##### EXERCISE INPUTS

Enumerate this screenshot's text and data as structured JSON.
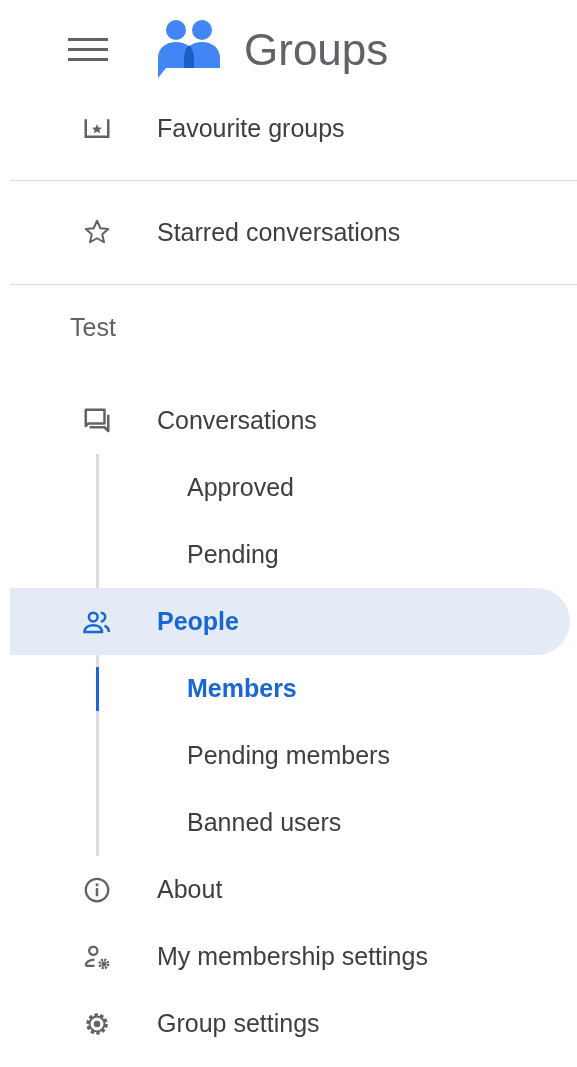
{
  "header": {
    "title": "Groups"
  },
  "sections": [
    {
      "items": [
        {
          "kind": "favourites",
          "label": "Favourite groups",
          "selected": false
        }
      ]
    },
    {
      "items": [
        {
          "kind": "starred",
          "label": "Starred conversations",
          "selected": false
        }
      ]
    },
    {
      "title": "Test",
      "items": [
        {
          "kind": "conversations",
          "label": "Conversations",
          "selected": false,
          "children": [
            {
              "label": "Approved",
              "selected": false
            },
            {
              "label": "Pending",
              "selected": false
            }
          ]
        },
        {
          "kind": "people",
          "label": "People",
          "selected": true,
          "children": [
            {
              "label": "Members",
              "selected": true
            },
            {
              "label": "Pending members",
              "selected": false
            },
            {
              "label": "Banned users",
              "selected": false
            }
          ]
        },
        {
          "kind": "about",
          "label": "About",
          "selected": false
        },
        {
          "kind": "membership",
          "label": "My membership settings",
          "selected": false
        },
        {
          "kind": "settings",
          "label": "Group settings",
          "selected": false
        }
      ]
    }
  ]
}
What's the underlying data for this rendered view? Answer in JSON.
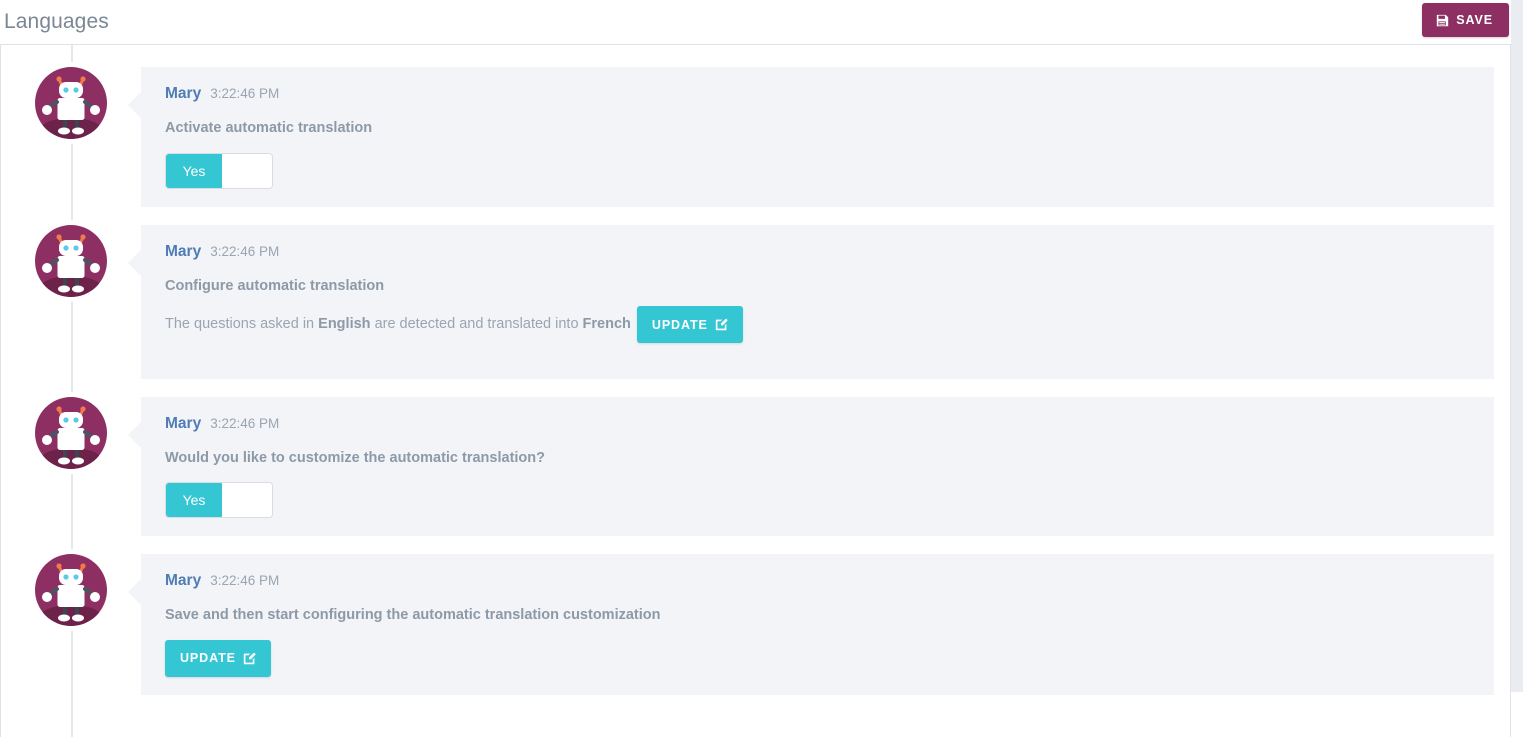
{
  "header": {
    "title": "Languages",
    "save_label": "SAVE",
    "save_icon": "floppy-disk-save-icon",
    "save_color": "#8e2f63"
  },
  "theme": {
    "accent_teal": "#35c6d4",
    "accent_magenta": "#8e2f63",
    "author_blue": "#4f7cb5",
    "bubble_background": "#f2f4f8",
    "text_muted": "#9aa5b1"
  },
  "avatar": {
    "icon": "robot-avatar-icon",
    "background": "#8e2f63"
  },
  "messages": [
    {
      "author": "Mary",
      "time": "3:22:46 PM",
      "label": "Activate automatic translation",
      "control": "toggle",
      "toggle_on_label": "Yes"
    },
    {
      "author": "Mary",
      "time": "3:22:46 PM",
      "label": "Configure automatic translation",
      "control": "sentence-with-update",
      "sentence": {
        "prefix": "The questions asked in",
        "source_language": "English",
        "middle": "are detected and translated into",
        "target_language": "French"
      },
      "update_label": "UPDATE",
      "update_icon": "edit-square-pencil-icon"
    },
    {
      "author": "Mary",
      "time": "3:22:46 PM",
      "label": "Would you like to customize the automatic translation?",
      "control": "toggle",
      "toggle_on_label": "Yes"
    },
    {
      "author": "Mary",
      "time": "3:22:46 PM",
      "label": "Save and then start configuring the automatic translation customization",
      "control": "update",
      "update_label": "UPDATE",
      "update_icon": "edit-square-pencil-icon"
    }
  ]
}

##########

WHAT NEEDS TO BE DONE —
Above are records to transcribe exactly; leave their pictures out.

THE COMPLETED TASK —
Enumerate this screenshot's text and data as structured JSON.
{
  "header": {
    "title": "Groups"
  },
  "sections": [
    {
      "items": [
        {
          "kind": "favourites",
          "label": "Favourite groups",
          "selected": false
        }
      ]
    },
    {
      "items": [
        {
          "kind": "starred",
          "label": "Starred conversations",
          "selected": false
        }
      ]
    },
    {
      "title": "Test",
      "items": [
        {
          "kind": "conversations",
          "label": "Conversations",
          "selected": false,
          "children": [
            {
              "label": "Approved",
              "selected": false
            },
            {
              "label": "Pending",
              "selected": false
            }
          ]
        },
        {
          "kind": "people",
          "label": "People",
          "selected": true,
          "children": [
            {
              "label": "Members",
              "selected": true
            },
            {
              "label": "Pending members",
              "selected": false
            },
            {
              "label": "Banned users",
              "selected": false
            }
          ]
        },
        {
          "kind": "about",
          "label": "About",
          "selected": false
        },
        {
          "kind": "membership",
          "label": "My membership settings",
          "selected": false
        },
        {
          "kind": "settings",
          "label": "Group settings",
          "selected": false
        }
      ]
    }
  ]
}
What's the underlying data for this rendered view? Answer in JSON.
{
  "header": {
    "title": "Languages",
    "save_label": "SAVE",
    "save_icon": "floppy-disk-save-icon",
    "save_color": "#8e2f63"
  },
  "theme": {
    "accent_teal": "#35c6d4",
    "accent_magenta": "#8e2f63",
    "author_blue": "#4f7cb5",
    "bubble_background": "#f2f4f8",
    "text_muted": "#9aa5b1"
  },
  "avatar": {
    "icon": "robot-avatar-icon",
    "background": "#8e2f63"
  },
  "messages": [
    {
      "author": "Mary",
      "time": "3:22:46 PM",
      "label": "Activate automatic translation",
      "control": "toggle",
      "toggle_on_label": "Yes"
    },
    {
      "author": "Mary",
      "time": "3:22:46 PM",
      "label": "Configure automatic translation",
      "control": "sentence-with-update",
      "sentence": {
        "prefix": "The questions asked in",
        "source_language": "English",
        "middle": "are detected and translated into",
        "target_language": "French"
      },
      "update_label": "UPDATE",
      "update_icon": "edit-square-pencil-icon"
    },
    {
      "author": "Mary",
      "time": "3:22:46 PM",
      "label": "Would you like to customize the automatic translation?",
      "control": "toggle",
      "toggle_on_label": "Yes"
    },
    {
      "author": "Mary",
      "time": "3:22:46 PM",
      "label": "Save and then start configuring the automatic translation customization",
      "control": "update",
      "update_label": "UPDATE",
      "update_icon": "edit-square-pencil-icon"
    }
  ]
}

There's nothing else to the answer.